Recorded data
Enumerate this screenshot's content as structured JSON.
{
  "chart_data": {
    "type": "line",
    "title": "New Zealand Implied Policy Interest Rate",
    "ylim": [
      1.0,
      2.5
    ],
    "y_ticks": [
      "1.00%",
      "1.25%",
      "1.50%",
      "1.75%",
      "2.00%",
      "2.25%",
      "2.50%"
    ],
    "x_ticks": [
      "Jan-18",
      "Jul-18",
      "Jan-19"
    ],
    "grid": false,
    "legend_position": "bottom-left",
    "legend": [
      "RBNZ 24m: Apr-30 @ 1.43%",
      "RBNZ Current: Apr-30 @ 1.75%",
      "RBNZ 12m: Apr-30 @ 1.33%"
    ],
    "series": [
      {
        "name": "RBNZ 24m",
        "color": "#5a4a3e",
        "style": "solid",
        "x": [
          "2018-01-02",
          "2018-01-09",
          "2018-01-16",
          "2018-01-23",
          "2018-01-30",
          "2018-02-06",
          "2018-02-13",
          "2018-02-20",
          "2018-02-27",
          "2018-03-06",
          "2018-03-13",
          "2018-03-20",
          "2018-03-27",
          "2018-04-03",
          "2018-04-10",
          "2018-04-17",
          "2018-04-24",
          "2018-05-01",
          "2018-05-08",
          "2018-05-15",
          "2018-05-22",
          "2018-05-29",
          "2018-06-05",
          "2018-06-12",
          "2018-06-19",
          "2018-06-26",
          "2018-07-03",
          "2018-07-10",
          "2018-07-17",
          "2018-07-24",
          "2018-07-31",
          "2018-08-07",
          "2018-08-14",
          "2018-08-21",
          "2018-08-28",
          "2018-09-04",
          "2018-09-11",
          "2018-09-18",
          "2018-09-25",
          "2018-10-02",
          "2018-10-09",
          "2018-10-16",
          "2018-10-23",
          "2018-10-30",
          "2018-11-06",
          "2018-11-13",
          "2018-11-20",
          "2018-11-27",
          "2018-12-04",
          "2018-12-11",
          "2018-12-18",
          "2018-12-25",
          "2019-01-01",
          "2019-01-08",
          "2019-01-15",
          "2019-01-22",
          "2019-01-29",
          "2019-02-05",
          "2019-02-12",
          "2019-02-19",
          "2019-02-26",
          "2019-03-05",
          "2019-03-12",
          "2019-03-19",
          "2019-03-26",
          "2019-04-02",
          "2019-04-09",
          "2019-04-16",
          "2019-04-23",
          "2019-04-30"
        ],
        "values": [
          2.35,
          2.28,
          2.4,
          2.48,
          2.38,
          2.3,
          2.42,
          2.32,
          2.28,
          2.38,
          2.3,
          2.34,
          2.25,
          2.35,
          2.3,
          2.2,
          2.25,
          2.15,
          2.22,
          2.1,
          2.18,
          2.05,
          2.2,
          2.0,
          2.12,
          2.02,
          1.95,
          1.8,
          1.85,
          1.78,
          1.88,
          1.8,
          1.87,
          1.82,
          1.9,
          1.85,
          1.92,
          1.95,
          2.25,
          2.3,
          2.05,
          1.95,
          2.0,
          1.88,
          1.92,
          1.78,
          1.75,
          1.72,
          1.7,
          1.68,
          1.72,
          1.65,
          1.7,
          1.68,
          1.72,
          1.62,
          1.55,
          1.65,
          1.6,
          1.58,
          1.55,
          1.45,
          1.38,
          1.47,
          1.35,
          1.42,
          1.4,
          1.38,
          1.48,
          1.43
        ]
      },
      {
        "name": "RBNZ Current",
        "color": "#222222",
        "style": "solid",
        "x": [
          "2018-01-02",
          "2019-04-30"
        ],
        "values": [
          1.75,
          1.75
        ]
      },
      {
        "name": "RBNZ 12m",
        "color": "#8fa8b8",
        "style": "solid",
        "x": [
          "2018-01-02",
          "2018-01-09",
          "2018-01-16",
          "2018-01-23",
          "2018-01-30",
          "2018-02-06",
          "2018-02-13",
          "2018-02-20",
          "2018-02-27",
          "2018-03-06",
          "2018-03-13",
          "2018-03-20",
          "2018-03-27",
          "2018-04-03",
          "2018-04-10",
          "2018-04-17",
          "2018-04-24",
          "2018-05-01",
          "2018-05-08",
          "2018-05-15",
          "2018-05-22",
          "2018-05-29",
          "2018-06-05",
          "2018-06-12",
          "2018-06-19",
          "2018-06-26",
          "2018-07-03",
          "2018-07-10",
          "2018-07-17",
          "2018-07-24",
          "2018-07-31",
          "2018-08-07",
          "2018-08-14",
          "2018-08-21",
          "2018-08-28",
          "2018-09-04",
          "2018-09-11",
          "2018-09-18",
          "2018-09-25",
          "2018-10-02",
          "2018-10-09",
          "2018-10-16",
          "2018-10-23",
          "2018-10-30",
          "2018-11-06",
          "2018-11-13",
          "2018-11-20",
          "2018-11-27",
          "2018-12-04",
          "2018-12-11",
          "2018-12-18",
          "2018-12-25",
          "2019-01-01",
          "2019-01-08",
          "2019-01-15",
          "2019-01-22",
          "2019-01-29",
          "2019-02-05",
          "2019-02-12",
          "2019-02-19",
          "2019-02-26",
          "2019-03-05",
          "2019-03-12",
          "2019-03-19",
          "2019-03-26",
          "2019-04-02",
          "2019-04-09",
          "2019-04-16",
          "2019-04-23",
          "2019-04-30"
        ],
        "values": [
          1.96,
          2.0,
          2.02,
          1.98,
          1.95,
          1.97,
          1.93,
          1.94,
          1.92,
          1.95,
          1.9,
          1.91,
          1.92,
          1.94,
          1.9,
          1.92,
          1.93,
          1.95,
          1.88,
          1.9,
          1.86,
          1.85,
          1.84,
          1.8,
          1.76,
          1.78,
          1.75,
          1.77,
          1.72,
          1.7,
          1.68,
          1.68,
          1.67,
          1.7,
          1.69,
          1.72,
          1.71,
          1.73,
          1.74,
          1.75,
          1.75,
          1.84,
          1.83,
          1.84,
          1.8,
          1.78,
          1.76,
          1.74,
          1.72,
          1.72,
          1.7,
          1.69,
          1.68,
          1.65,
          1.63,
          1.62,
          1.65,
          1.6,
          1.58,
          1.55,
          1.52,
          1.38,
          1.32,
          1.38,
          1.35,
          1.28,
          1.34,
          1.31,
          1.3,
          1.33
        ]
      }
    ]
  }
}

* **Job**
Reproduce each line holding the word "name".

* **Response for this exercise**
        "name": "RBNZ 24m",
        "name": "RBNZ Current",
        "name": "RBNZ 12m",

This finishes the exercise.